▸ Stated problem:
Write the listing out again, all of it, word for word.

▸ Supplied entries:
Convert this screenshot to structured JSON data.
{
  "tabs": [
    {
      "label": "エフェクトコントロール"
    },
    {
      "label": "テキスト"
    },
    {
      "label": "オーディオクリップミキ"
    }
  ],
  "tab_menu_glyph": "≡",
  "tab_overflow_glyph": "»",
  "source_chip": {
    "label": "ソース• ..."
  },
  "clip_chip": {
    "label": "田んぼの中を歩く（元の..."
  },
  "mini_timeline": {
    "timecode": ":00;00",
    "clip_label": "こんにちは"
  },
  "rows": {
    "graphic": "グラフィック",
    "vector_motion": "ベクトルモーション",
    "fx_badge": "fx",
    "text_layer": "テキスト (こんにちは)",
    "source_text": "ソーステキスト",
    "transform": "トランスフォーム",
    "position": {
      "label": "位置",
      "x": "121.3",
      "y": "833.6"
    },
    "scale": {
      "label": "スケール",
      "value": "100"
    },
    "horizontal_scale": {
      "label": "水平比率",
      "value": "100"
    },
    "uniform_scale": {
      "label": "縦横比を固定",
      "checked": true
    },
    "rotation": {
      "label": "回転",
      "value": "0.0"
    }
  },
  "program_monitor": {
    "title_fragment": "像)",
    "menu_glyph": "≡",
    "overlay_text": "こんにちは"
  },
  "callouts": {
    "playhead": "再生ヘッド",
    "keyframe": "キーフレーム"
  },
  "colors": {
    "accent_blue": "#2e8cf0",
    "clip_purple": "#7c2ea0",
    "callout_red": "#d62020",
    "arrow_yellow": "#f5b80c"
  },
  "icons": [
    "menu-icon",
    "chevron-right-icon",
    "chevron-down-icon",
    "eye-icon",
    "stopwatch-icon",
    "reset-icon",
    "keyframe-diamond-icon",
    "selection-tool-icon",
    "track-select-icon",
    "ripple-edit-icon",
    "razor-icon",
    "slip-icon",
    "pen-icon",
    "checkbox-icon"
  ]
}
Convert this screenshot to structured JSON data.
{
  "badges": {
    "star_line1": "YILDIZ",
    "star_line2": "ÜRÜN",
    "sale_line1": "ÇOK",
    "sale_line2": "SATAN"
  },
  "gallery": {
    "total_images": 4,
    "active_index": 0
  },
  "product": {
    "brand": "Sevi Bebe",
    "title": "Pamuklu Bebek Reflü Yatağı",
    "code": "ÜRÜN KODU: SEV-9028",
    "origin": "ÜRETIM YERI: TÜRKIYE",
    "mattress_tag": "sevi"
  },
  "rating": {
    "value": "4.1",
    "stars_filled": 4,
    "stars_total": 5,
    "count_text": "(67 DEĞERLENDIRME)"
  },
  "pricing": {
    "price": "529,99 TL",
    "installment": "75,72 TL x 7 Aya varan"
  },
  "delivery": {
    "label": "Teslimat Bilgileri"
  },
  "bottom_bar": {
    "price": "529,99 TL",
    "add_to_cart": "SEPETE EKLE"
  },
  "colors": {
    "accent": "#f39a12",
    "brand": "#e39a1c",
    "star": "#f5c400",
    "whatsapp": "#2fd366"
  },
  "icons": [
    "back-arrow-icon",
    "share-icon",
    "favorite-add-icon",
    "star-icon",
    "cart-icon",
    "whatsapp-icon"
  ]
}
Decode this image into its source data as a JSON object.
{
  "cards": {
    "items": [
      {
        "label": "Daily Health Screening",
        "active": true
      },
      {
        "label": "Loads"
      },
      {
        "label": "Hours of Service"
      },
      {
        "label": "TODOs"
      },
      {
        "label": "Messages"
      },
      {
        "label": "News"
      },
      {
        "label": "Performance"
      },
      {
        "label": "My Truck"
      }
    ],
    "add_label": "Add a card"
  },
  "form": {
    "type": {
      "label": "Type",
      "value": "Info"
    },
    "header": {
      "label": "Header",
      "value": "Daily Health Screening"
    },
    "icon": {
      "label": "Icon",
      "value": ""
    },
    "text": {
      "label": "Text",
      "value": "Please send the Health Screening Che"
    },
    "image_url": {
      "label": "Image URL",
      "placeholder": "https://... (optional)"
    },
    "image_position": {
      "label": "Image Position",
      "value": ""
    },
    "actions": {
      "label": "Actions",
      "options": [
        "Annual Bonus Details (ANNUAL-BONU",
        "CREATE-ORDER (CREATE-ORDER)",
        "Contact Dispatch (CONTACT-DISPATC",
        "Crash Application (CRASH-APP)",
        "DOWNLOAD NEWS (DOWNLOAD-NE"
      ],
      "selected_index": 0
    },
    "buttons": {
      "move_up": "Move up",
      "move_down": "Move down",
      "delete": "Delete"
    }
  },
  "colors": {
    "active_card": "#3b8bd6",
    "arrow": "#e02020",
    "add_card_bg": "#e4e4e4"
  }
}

▸ Final result:
Convert this screenshot to structured JSON data.
{
  "tabs": [
    {
      "label": "エフェクトコントロール"
    },
    {
      "label": "テキスト"
    },
    {
      "label": "オーディオクリップミキ"
    }
  ],
  "tab_menu_glyph": "≡",
  "tab_overflow_glyph": "»",
  "source_chip": {
    "label": "ソース• ..."
  },
  "clip_chip": {
    "label": "田んぼの中を歩く（元の..."
  },
  "mini_timeline": {
    "timecode": ":00;00",
    "clip_label": "こんにちは"
  },
  "rows": {
    "graphic": "グラフィック",
    "vector_motion": "ベクトルモーション",
    "fx_badge": "fx",
    "text_layer": "テキスト (こんにちは)",
    "source_text": "ソーステキスト",
    "transform": "トランスフォーム",
    "position": {
      "label": "位置",
      "x": "121.3",
      "y": "833.6"
    },
    "scale": {
      "label": "スケール",
      "value": "100"
    },
    "horizontal_scale": {
      "label": "水平比率",
      "value": "100"
    },
    "uniform_scale": {
      "label": "縦横比を固定",
      "checked": true
    },
    "rotation": {
      "label": "回転",
      "value": "0.0"
    }
  },
  "program_monitor": {
    "title_fragment": "像)",
    "menu_glyph": "≡",
    "overlay_text": "こんにちは"
  },
  "callouts": {
    "playhead": "再生ヘッド",
    "keyframe": "キーフレーム"
  },
  "colors": {
    "accent_blue": "#2e8cf0",
    "clip_purple": "#7c2ea0",
    "callout_red": "#d62020",
    "arrow_yellow": "#f5b80c"
  },
  "icons": [
    "menu-icon",
    "chevron-right-icon",
    "chevron-down-icon",
    "eye-icon",
    "stopwatch-icon",
    "reset-icon",
    "keyframe-diamond-icon",
    "selection-tool-icon",
    "track-select-icon",
    "ripple-edit-icon",
    "razor-icon",
    "slip-icon",
    "pen-icon",
    "checkbox-icon"
  ]
}
Convert this screenshot to structured JSON data.
{
  "badges": {
    "star_line1": "YILDIZ",
    "star_line2": "ÜRÜN",
    "sale_line1": "ÇOK",
    "sale_line2": "SATAN"
  },
  "gallery": {
    "total_images": 4,
    "active_index": 0
  },
  "product": {
    "brand": "Sevi Bebe",
    "title": "Pamuklu Bebek Reflü Yatağı",
    "code": "ÜRÜN KODU: SEV-9028",
    "origin": "ÜRETIM YERI: TÜRKIYE",
    "mattress_tag": "sevi"
  },
  "rating": {
    "value": "4.1",
    "stars_filled": 4,
    "stars_total": 5,
    "count_text": "(67 DEĞERLENDIRME)"
  },
  "pricing": {
    "price": "529,99 TL",
    "installment": "75,72 TL x 7 Aya varan"
  },
  "delivery": {
    "label": "Teslimat Bilgileri"
  },
  "bottom_bar": {
    "price": "529,99 TL",
    "add_to_cart": "SEPETE EKLE"
  },
  "colors": {
    "accent": "#f39a12",
    "brand": "#e39a1c",
    "star": "#f5c400",
    "whatsapp": "#2fd366"
  },
  "icons": [
    "back-arrow-icon",
    "share-icon",
    "favorite-add-icon",
    "star-icon",
    "cart-icon",
    "whatsapp-icon"
  ]
}
Decode this image into its source data as a JSON object.
{
  "cards": {
    "items": [
      {
        "label": "Daily Health Screening",
        "active": true
      },
      {
        "label": "Loads"
      },
      {
        "label": "Hours of Service"
      },
      {
        "label": "TODOs"
      },
      {
        "label": "Messages"
      },
      {
        "label": "News"
      },
      {
        "label": "Performance"
      },
      {
        "label": "My Truck"
      }
    ],
    "add_label": "Add a card"
  },
  "form": {
    "type": {
      "label": "Type",
      "value": "Info"
    },
    "header": {
      "label": "Header",
      "value": "Daily Health Screening"
    },
    "icon": {
      "label": "Icon",
      "value": ""
    },
    "text": {
      "label": "Text",
      "value": "Please send the Health Screening Che"
    },
    "image_url": {
      "label": "Image URL",
      "placeholder": "https://... (optional)"
    },
    "image_position": {
      "label": "Image Position",
      "value": ""
    },
    "actions": {
      "label": "Actions",
      "options": [
        "Annual Bonus Details (ANNUAL-BONU",
        "CREATE-ORDER (CREATE-ORDER)",
        "Contact Dispatch (CONTACT-DISPATC",
        "Crash Application (CRASH-APP)",
        "DOWNLOAD NEWS (DOWNLOAD-NE"
      ],
      "selected_index": 0
    },
    "buttons": {
      "move_up": "Move up",
      "move_down": "Move down",
      "delete": "Delete"
    }
  },
  "colors": {
    "active_card": "#3b8bd6",
    "arrow": "#e02020",
    "add_card_bg": "#e4e4e4"
  }
}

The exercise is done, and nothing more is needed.